Give the records back in full, exactly as they read.

▸ Records from a collection of figures:

# # #

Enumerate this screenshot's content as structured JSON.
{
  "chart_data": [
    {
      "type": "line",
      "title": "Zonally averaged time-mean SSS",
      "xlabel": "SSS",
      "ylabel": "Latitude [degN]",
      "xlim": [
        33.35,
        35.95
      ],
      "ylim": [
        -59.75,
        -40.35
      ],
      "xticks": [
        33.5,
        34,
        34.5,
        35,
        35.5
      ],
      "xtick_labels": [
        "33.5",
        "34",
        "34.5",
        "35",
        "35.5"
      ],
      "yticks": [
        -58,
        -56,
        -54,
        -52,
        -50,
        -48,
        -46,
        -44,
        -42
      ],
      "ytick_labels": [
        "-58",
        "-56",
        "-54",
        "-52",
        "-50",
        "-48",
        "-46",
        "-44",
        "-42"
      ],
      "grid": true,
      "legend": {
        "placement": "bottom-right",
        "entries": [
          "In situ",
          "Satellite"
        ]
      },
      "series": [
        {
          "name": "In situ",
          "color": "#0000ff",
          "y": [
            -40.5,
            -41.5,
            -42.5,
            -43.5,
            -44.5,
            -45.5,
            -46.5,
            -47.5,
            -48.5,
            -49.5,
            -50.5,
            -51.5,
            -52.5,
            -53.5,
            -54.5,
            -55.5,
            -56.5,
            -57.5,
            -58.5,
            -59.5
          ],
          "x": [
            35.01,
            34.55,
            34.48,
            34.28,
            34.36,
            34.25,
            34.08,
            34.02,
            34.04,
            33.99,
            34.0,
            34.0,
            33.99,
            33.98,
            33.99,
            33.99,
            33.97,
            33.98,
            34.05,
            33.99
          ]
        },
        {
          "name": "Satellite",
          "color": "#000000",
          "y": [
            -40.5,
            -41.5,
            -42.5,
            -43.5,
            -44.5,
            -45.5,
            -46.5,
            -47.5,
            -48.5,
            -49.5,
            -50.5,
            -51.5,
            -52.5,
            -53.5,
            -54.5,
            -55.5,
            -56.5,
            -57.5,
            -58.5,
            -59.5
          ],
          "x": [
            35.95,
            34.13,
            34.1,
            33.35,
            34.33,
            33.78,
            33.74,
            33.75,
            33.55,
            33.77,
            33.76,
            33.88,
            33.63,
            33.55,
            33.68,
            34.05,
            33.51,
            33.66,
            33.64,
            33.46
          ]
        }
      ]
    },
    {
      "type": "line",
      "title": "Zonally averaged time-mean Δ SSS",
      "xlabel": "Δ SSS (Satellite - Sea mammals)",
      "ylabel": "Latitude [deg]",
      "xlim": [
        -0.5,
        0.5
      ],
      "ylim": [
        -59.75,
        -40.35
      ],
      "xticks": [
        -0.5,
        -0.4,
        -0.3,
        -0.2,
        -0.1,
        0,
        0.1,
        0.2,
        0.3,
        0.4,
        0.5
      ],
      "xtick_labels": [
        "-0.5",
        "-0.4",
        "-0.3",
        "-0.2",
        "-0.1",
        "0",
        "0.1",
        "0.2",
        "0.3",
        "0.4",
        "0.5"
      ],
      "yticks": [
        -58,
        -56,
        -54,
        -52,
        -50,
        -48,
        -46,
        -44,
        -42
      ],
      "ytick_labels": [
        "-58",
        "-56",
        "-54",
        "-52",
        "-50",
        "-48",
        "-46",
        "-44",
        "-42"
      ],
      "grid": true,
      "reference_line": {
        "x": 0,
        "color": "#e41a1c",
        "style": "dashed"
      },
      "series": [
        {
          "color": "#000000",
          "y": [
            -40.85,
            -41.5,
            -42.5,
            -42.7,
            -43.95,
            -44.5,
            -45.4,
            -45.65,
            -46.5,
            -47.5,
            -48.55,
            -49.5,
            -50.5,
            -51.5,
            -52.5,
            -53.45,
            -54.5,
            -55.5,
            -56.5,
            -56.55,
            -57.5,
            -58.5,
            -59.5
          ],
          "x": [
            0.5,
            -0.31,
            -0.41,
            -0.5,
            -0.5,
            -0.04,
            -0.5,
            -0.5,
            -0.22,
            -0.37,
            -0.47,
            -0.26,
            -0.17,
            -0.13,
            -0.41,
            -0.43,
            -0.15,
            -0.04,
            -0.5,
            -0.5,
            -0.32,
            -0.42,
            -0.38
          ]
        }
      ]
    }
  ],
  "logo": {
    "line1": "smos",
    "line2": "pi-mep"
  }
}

# # #

▸ TASK RESPONSE:
Enumerate this screenshot's content as structured JSON.
{
  "chart_data": [
    {
      "type": "line",
      "title": "Zonally averaged time-mean SSS",
      "xlabel": "SSS",
      "ylabel": "Latitude [degN]",
      "xlim": [
        33.35,
        35.95
      ],
      "ylim": [
        -59.75,
        -40.35
      ],
      "xticks": [
        33.5,
        34,
        34.5,
        35,
        35.5
      ],
      "xtick_labels": [
        "33.5",
        "34",
        "34.5",
        "35",
        "35.5"
      ],
      "yticks": [
        -58,
        -56,
        -54,
        -52,
        -50,
        -48,
        -46,
        -44,
        -42
      ],
      "ytick_labels": [
        "-58",
        "-56",
        "-54",
        "-52",
        "-50",
        "-48",
        "-46",
        "-44",
        "-42"
      ],
      "grid": true,
      "legend": {
        "placement": "bottom-right",
        "entries": [
          "In situ",
          "Satellite"
        ]
      },
      "series": [
        {
          "name": "In situ",
          "color": "#0000ff",
          "y": [
            -40.5,
            -41.5,
            -42.5,
            -43.5,
            -44.5,
            -45.5,
            -46.5,
            -47.5,
            -48.5,
            -49.5,
            -50.5,
            -51.5,
            -52.5,
            -53.5,
            -54.5,
            -55.5,
            -56.5,
            -57.5,
            -58.5,
            -59.5
          ],
          "x": [
            35.01,
            34.55,
            34.48,
            34.28,
            34.36,
            34.25,
            34.08,
            34.02,
            34.04,
            33.99,
            34.0,
            34.0,
            33.99,
            33.98,
            33.99,
            33.99,
            33.97,
            33.98,
            34.05,
            33.99
          ]
        },
        {
          "name": "Satellite",
          "color": "#000000",
          "y": [
            -40.5,
            -41.5,
            -42.5,
            -43.5,
            -44.5,
            -45.5,
            -46.5,
            -47.5,
            -48.5,
            -49.5,
            -50.5,
            -51.5,
            -52.5,
            -53.5,
            -54.5,
            -55.5,
            -56.5,
            -57.5,
            -58.5,
            -59.5
          ],
          "x": [
            35.95,
            34.13,
            34.1,
            33.35,
            34.33,
            33.78,
            33.74,
            33.75,
            33.55,
            33.77,
            33.76,
            33.88,
            33.63,
            33.55,
            33.68,
            34.05,
            33.51,
            33.66,
            33.64,
            33.46
          ]
        }
      ]
    },
    {
      "type": "line",
      "title": "Zonally averaged time-mean Δ SSS",
      "xlabel": "Δ SSS (Satellite - Sea mammals)",
      "ylabel": "Latitude [deg]",
      "xlim": [
        -0.5,
        0.5
      ],
      "ylim": [
        -59.75,
        -40.35
      ],
      "xticks": [
        -0.5,
        -0.4,
        -0.3,
        -0.2,
        -0.1,
        0,
        0.1,
        0.2,
        0.3,
        0.4,
        0.5
      ],
      "xtick_labels": [
        "-0.5",
        "-0.4",
        "-0.3",
        "-0.2",
        "-0.1",
        "0",
        "0.1",
        "0.2",
        "0.3",
        "0.4",
        "0.5"
      ],
      "yticks": [
        -58,
        -56,
        -54,
        -52,
        -50,
        -48,
        -46,
        -44,
        -42
      ],
      "ytick_labels": [
        "-58",
        "-56",
        "-54",
        "-52",
        "-50",
        "-48",
        "-46",
        "-44",
        "-42"
      ],
      "grid": true,
      "reference_line": {
        "x": 0,
        "color": "#e41a1c",
        "style": "dashed"
      },
      "series": [
        {
          "color": "#000000",
          "y": [
            -40.85,
            -41.5,
            -42.5,
            -42.7,
            -43.95,
            -44.5,
            -45.4,
            -45.65,
            -46.5,
            -47.5,
            -48.55,
            -49.5,
            -50.5,
            -51.5,
            -52.5,
            -53.45,
            -54.5,
            -55.5,
            -56.5,
            -56.55,
            -57.5,
            -58.5,
            -59.5
          ],
          "x": [
            0.5,
            -0.31,
            -0.41,
            -0.5,
            -0.5,
            -0.04,
            -0.5,
            -0.5,
            -0.22,
            -0.37,
            -0.47,
            -0.26,
            -0.17,
            -0.13,
            -0.41,
            -0.43,
            -0.15,
            -0.04,
            -0.5,
            -0.5,
            -0.32,
            -0.42,
            -0.38
          ]
        }
      ]
    }
  ],
  "logo": {
    "line1": "smos",
    "line2": "pi-mep"
  }
}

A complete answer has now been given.